### [SET PROBLEM]
Every entry should be repeated exactly. Omit the pictures.

[Dataset records on visual material]
--- --- ---
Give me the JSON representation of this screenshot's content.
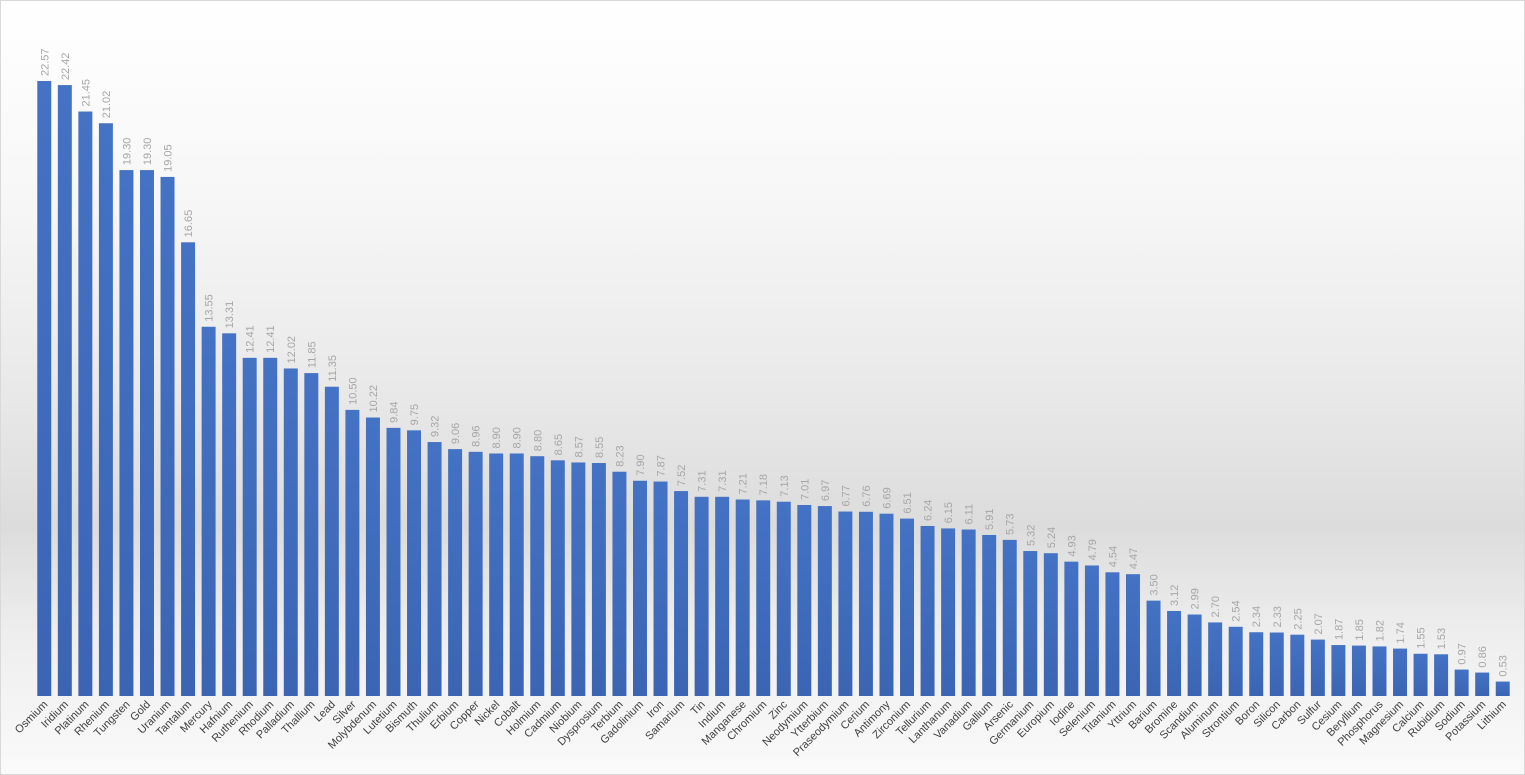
{
  "chart_data": {
    "type": "bar",
    "title": "",
    "xlabel": "",
    "ylabel": "",
    "ylim": [
      0,
      22.57
    ],
    "grid": false,
    "legend": "none",
    "bar_color": "#4472C4",
    "label_color": "#A6A6A6",
    "categories": [
      "Osmium",
      "Iridium",
      "Platinum",
      "Rhenium",
      "Tungsten",
      "Gold",
      "Uranium",
      "Tantalum",
      "Mercury",
      "Hafnium",
      "Ruthenium",
      "Rhodium",
      "Palladium",
      "Thallium",
      "Lead",
      "Silver",
      "Molybdenum",
      "Lutetium",
      "Bismuth",
      "Thulium",
      "Erbium",
      "Copper",
      "Nickel",
      "Cobalt",
      "Holmium",
      "Cadmium",
      "Niobium",
      "Dysprosium",
      "Terbium",
      "Gadolinium",
      "Iron",
      "Samarium",
      "Tin",
      "Indium",
      "Manganese",
      "Chromium",
      "Zinc",
      "Neodymium",
      "Ytterbium",
      "Praseodymium",
      "Cerium",
      "Antimony",
      "Zirconium",
      "Tellurium",
      "Lanthanum",
      "Vanadium",
      "Gallium",
      "Arsenic",
      "Germanium",
      "Europium",
      "Iodine",
      "Selenium",
      "Titanium",
      "Yttrium",
      "Barium",
      "Bromine",
      "Scandium",
      "Aluminum",
      "Strontium",
      "Boron",
      "Silicon",
      "Carbon",
      "Sulfur",
      "Cesium",
      "Beryllium",
      "Phosphorus",
      "Magnesium",
      "Calcium",
      "Rubidium",
      "Sodium",
      "Potassium",
      "Lithium"
    ],
    "values": [
      22.57,
      22.42,
      21.45,
      21.02,
      19.3,
      19.3,
      19.05,
      16.65,
      13.55,
      13.31,
      12.41,
      12.41,
      12.02,
      11.85,
      11.35,
      10.5,
      10.22,
      9.84,
      9.75,
      9.32,
      9.06,
      8.96,
      8.9,
      8.9,
      8.8,
      8.65,
      8.57,
      8.55,
      8.23,
      7.9,
      7.87,
      7.52,
      7.31,
      7.31,
      7.21,
      7.18,
      7.13,
      7.01,
      6.97,
      6.77,
      6.76,
      6.69,
      6.51,
      6.24,
      6.15,
      6.11,
      5.91,
      5.73,
      5.32,
      5.24,
      4.93,
      4.79,
      4.54,
      4.47,
      3.5,
      3.12,
      2.99,
      2.7,
      2.54,
      2.34,
      2.33,
      2.25,
      2.07,
      1.87,
      1.85,
      1.82,
      1.74,
      1.55,
      1.53,
      0.97,
      0.86,
      0.53
    ],
    "labels": [
      "22.57",
      "22.42",
      "21.45",
      "21.02",
      "19.30",
      "19.30",
      "19.05",
      "16.65",
      "13.55",
      "13.31",
      "12.41",
      "12.41",
      "12.02",
      "11.85",
      "11.35",
      "10.50",
      "10.22",
      "9.84",
      "9.75",
      "9.32",
      "9.06",
      "8.96",
      "8.90",
      "8.90",
      "8.80",
      "8.65",
      "8.57",
      "8.55",
      "8.23",
      "7.90",
      "7.87",
      "7.52",
      "7.31",
      "7.31",
      "7.21",
      "7.18",
      "7.13",
      "7.01",
      "6.97",
      "6.77",
      "6.76",
      "6.69",
      "6.51",
      "6.24",
      "6.15",
      "6.11",
      "5.91",
      "5.73",
      "5.32",
      "5.24",
      "4.93",
      "4.79",
      "4.54",
      "4.47",
      "3.50",
      "3.12",
      "2.99",
      "2.70",
      "2.54",
      "2.34",
      "2.33",
      "2.25",
      "2.07",
      "1.87",
      "1.85",
      "1.82",
      "1.74",
      "1.55",
      "1.53",
      "0.97",
      "0.86",
      "0.53"
    ]
  }
}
--- --- ---
### [ANSWER TO THIS EXERCISE]
Give me the JSON representation of this screenshot's content.
{
  "chart_data": {
    "type": "bar",
    "title": "",
    "xlabel": "",
    "ylabel": "",
    "ylim": [
      0,
      22.57
    ],
    "grid": false,
    "legend": "none",
    "bar_color": "#4472C4",
    "label_color": "#A6A6A6",
    "categories": [
      "Osmium",
      "Iridium",
      "Platinum",
      "Rhenium",
      "Tungsten",
      "Gold",
      "Uranium",
      "Tantalum",
      "Mercury",
      "Hafnium",
      "Ruthenium",
      "Rhodium",
      "Palladium",
      "Thallium",
      "Lead",
      "Silver",
      "Molybdenum",
      "Lutetium",
      "Bismuth",
      "Thulium",
      "Erbium",
      "Copper",
      "Nickel",
      "Cobalt",
      "Holmium",
      "Cadmium",
      "Niobium",
      "Dysprosium",
      "Terbium",
      "Gadolinium",
      "Iron",
      "Samarium",
      "Tin",
      "Indium",
      "Manganese",
      "Chromium",
      "Zinc",
      "Neodymium",
      "Ytterbium",
      "Praseodymium",
      "Cerium",
      "Antimony",
      "Zirconium",
      "Tellurium",
      "Lanthanum",
      "Vanadium",
      "Gallium",
      "Arsenic",
      "Germanium",
      "Europium",
      "Iodine",
      "Selenium",
      "Titanium",
      "Yttrium",
      "Barium",
      "Bromine",
      "Scandium",
      "Aluminum",
      "Strontium",
      "Boron",
      "Silicon",
      "Carbon",
      "Sulfur",
      "Cesium",
      "Beryllium",
      "Phosphorus",
      "Magnesium",
      "Calcium",
      "Rubidium",
      "Sodium",
      "Potassium",
      "Lithium"
    ],
    "values": [
      22.57,
      22.42,
      21.45,
      21.02,
      19.3,
      19.3,
      19.05,
      16.65,
      13.55,
      13.31,
      12.41,
      12.41,
      12.02,
      11.85,
      11.35,
      10.5,
      10.22,
      9.84,
      9.75,
      9.32,
      9.06,
      8.96,
      8.9,
      8.9,
      8.8,
      8.65,
      8.57,
      8.55,
      8.23,
      7.9,
      7.87,
      7.52,
      7.31,
      7.31,
      7.21,
      7.18,
      7.13,
      7.01,
      6.97,
      6.77,
      6.76,
      6.69,
      6.51,
      6.24,
      6.15,
      6.11,
      5.91,
      5.73,
      5.32,
      5.24,
      4.93,
      4.79,
      4.54,
      4.47,
      3.5,
      3.12,
      2.99,
      2.7,
      2.54,
      2.34,
      2.33,
      2.25,
      2.07,
      1.87,
      1.85,
      1.82,
      1.74,
      1.55,
      1.53,
      0.97,
      0.86,
      0.53
    ],
    "labels": [
      "22.57",
      "22.42",
      "21.45",
      "21.02",
      "19.30",
      "19.30",
      "19.05",
      "16.65",
      "13.55",
      "13.31",
      "12.41",
      "12.41",
      "12.02",
      "11.85",
      "11.35",
      "10.50",
      "10.22",
      "9.84",
      "9.75",
      "9.32",
      "9.06",
      "8.96",
      "8.90",
      "8.90",
      "8.80",
      "8.65",
      "8.57",
      "8.55",
      "8.23",
      "7.90",
      "7.87",
      "7.52",
      "7.31",
      "7.31",
      "7.21",
      "7.18",
      "7.13",
      "7.01",
      "6.97",
      "6.77",
      "6.76",
      "6.69",
      "6.51",
      "6.24",
      "6.15",
      "6.11",
      "5.91",
      "5.73",
      "5.32",
      "5.24",
      "4.93",
      "4.79",
      "4.54",
      "4.47",
      "3.50",
      "3.12",
      "2.99",
      "2.70",
      "2.54",
      "2.34",
      "2.33",
      "2.25",
      "2.07",
      "1.87",
      "1.85",
      "1.82",
      "1.74",
      "1.55",
      "1.53",
      "0.97",
      "0.86",
      "0.53"
    ]
  }
}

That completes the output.